** begin Extracted information **

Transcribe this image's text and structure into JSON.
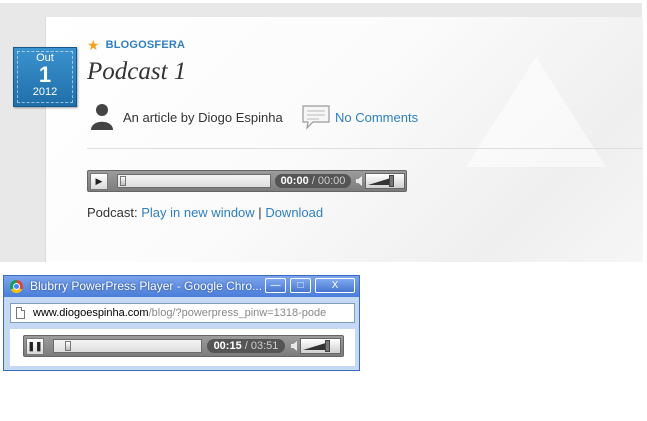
{
  "post": {
    "date": {
      "month": "Out",
      "day": "1",
      "year": "2012"
    },
    "category": "BLOGOSFERA",
    "title": "Podcast 1",
    "author_text": "An article by Diogo Espinha",
    "comments_label": "No Comments"
  },
  "player_main": {
    "time_current": "00:00",
    "time_separator": "/",
    "time_total": "00:00",
    "progress": 0.0
  },
  "podcast_links": {
    "prefix": "Podcast:",
    "play_new_window": "Play in new window",
    "separator": "|",
    "download": "Download"
  },
  "popup": {
    "title": "Blubrry PowerPress Player - Google Chro...",
    "minimize": "—",
    "maximize": "□",
    "close": "X",
    "url_domain": "www.diogoespinha.com",
    "url_path": "/blog/?powerpress_pinw=1318-pode",
    "player": {
      "time_current": "00:15",
      "time_separator": "/",
      "time_total": "03:51",
      "progress": 0.065
    }
  },
  "colors": {
    "accent_blue": "#2e7fc1",
    "badge_blue": "#2a80bf",
    "star": "#f0a21e",
    "window_title": "#4b7ed9"
  },
  "icons": {
    "star": "star-icon",
    "author": "person-icon",
    "comments": "speech-bubble-icon",
    "browser": "chrome-icon",
    "page": "page-icon"
  }
}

** end Extracted information **

Goal
Copy out each record shown above without alteration, skipping any picture.

Full response
Transcribe this image's text and structure into JSON.
{
  "post": {
    "date": {
      "month": "Out",
      "day": "1",
      "year": "2012"
    },
    "category": "BLOGOSFERA",
    "title": "Podcast 1",
    "author_text": "An article by Diogo Espinha",
    "comments_label": "No Comments"
  },
  "player_main": {
    "time_current": "00:00",
    "time_separator": "/",
    "time_total": "00:00",
    "progress": 0.0
  },
  "podcast_links": {
    "prefix": "Podcast:",
    "play_new_window": "Play in new window",
    "separator": "|",
    "download": "Download"
  },
  "popup": {
    "title": "Blubrry PowerPress Player - Google Chro...",
    "minimize": "—",
    "maximize": "□",
    "close": "X",
    "url_domain": "www.diogoespinha.com",
    "url_path": "/blog/?powerpress_pinw=1318-pode",
    "player": {
      "time_current": "00:15",
      "time_separator": "/",
      "time_total": "03:51",
      "progress": 0.065
    }
  },
  "colors": {
    "accent_blue": "#2e7fc1",
    "badge_blue": "#2a80bf",
    "star": "#f0a21e",
    "window_title": "#4b7ed9"
  },
  "icons": {
    "star": "star-icon",
    "author": "person-icon",
    "comments": "speech-bubble-icon",
    "browser": "chrome-icon",
    "page": "page-icon"
  }
}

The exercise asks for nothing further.